### WHAT TO PRODUCE
Will you give every entry again exactly as it stands?
━━ RECORDS TO USE ━━
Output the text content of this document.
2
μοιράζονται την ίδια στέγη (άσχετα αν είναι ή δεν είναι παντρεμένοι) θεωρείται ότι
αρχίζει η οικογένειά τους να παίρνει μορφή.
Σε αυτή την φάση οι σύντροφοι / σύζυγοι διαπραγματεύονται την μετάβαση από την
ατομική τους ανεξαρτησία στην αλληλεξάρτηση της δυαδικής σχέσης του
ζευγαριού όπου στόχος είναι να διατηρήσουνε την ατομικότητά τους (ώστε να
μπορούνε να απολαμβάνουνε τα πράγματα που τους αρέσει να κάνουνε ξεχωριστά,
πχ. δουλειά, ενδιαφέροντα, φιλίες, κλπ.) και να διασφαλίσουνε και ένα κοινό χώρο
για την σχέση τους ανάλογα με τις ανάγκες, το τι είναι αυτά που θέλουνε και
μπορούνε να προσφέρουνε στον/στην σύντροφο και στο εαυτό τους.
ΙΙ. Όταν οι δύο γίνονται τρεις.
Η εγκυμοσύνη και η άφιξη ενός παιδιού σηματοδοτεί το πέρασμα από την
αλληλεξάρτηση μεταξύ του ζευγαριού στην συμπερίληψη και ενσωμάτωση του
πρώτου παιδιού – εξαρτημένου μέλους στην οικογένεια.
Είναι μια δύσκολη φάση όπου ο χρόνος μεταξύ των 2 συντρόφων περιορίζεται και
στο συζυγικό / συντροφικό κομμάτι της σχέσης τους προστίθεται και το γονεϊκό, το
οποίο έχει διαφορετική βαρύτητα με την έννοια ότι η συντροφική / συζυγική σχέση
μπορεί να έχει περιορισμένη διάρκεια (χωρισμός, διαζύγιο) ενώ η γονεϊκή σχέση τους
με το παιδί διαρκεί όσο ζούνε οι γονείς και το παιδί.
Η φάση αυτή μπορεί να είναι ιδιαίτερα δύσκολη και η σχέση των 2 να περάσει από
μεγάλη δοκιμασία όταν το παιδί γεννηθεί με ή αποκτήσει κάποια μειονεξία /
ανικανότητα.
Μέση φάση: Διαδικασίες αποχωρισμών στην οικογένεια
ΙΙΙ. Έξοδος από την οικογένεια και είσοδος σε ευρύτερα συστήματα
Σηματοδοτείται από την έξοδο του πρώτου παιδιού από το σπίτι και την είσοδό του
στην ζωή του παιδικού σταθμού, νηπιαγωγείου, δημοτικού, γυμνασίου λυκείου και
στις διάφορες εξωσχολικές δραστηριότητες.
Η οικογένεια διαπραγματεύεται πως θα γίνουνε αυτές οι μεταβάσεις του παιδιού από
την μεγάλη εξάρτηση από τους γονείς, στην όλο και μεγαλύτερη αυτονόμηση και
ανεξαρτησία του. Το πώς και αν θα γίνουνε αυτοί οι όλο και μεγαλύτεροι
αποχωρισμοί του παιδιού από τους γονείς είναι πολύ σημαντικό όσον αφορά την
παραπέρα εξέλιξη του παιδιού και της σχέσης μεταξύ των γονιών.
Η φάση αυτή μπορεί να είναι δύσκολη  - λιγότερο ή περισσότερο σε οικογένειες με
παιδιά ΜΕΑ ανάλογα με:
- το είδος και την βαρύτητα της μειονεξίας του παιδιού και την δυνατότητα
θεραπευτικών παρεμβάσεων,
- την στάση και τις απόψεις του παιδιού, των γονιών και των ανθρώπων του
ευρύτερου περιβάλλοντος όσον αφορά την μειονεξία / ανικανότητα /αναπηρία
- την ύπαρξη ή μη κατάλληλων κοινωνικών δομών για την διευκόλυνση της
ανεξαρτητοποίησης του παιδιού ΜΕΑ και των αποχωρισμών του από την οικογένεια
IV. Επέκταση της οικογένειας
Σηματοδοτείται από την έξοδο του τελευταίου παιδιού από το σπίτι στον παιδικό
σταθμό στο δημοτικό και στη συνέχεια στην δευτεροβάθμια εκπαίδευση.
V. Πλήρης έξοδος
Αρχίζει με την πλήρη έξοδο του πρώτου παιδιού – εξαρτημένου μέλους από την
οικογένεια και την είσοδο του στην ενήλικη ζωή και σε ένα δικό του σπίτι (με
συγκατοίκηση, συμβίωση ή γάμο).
━━━
### REPLY
Output the text content of this document.
2
μοιράζονται την ίδια στέγη (άσχετα αν είναι ή δεν είναι παντρεμένοι) θεωρείται ότι
αρχίζει η οικογένειά τους να παίρνει μορφή.
Σε αυτή την φάση οι σύντροφοι / σύζυγοι διαπραγματεύονται την μετάβαση από την
ατομική τους ανεξαρτησία στην αλληλεξάρτηση της δυαδικής σχέσης του
ζευγαριού όπου στόχος είναι να διατηρήσουνε την ατομικότητά τους (ώστε να
μπορούνε να απολαμβάνουνε τα πράγματα που τους αρέσει να κάνουνε ξεχωριστά,
πχ. δουλειά, ενδιαφέροντα, φιλίες, κλπ.) και να διασφαλίσουνε και ένα κοινό χώρο
για την σχέση τους ανάλογα με τις ανάγκες, το τι είναι αυτά που θέλουνε και
μπορούνε να προσφέρουνε στον/στην σύντροφο και στο εαυτό τους.
ΙΙ. Όταν οι δύο γίνονται τρεις.
Η εγκυμοσύνη και η άφιξη ενός παιδιού σηματοδοτεί το πέρασμα από την
αλληλεξάρτηση μεταξύ του ζευγαριού στην συμπερίληψη και ενσωμάτωση του
πρώτου παιδιού – εξαρτημένου μέλους στην οικογένεια.
Είναι μια δύσκολη φάση όπου ο χρόνος μεταξύ των 2 συντρόφων περιορίζεται και
στο συζυγικό / συντροφικό κομμάτι της σχέσης τους προστίθεται και το γονεϊκό, το
οποίο έχει διαφορετική βαρύτητα με την έννοια ότι η συντροφική / συζυγική σχέση
μπορεί να έχει περιορισμένη διάρκεια (χωρισμός, διαζύγιο) ενώ η γονεϊκή σχέση τους
με το παιδί διαρκεί όσο ζούνε οι γονείς και το παιδί.
Η φάση αυτή μπορεί να είναι ιδιαίτερα δύσκολη και η σχέση των 2 να περάσει από
μεγάλη δοκιμασία όταν το παιδί γεννηθεί με ή αποκτήσει κάποια μειονεξία /
ανικανότητα.
Μέση φάση: Διαδικασίες αποχωρισμών στην οικογένεια
ΙΙΙ. Έξοδος από την οικογένεια και είσοδος σε ευρύτερα συστήματα
Σηματοδοτείται από την έξοδο του πρώτου παιδιού από το σπίτι και την είσοδό του
στην ζωή του παιδικού σταθμού, νηπιαγωγείου, δημοτικού, γυμνασίου λυκείου και
στις διάφορες εξωσχολικές δραστηριότητες.
Η οικογένεια διαπραγματεύεται πως θα γίνουνε αυτές οι μεταβάσεις του παιδιού από
την μεγάλη εξάρτηση από τους γονείς, στην όλο και μεγαλύτερη αυτονόμηση και
ανεξαρτησία του. Το πώς και αν θα γίνουνε αυτοί οι όλο και μεγαλύτεροι
αποχωρισμοί του παιδιού από τους γονείς είναι πολύ σημαντικό όσον αφορά την
παραπέρα εξέλιξη του παιδιού και της σχέσης μεταξύ των γονιών.
Η φάση αυτή μπορεί να είναι δύσκολη  - λιγότερο ή περισσότερο σε οικογένειες με
παιδιά ΜΕΑ ανάλογα με:
- το είδος και την βαρύτητα της μειονεξίας του παιδιού και την δυνατότητα
θεραπευτικών παρεμβάσεων,
- την στάση και τις απόψεις του παιδιού, των γονιών και των ανθρώπων του
ευρύτερου περιβάλλοντος όσον αφορά την μειονεξία / ανικανότητα /αναπηρία
- την ύπαρξη ή μη κατάλληλων κοινωνικών δομών για την διευκόλυνση της
ανεξαρτητοποίησης του παιδιού ΜΕΑ και των αποχωρισμών του από την οικογένεια
IV. Επέκταση της οικογένειας
Σηματοδοτείται από την έξοδο του τελευταίου παιδιού από το σπίτι στον παιδικό
σταθμό στο δημοτικό και στη συνέχεια στην δευτεροβάθμια εκπαίδευση.
V. Πλήρης έξοδος
Αρχίζει με την πλήρη έξοδο του πρώτου παιδιού – εξαρτημένου μέλους από την
οικογένεια και την είσοδο του στην ενήλικη ζωή και σε ένα δικό του σπίτι (με
συγκατοίκηση, συμβίωση ή γάμο).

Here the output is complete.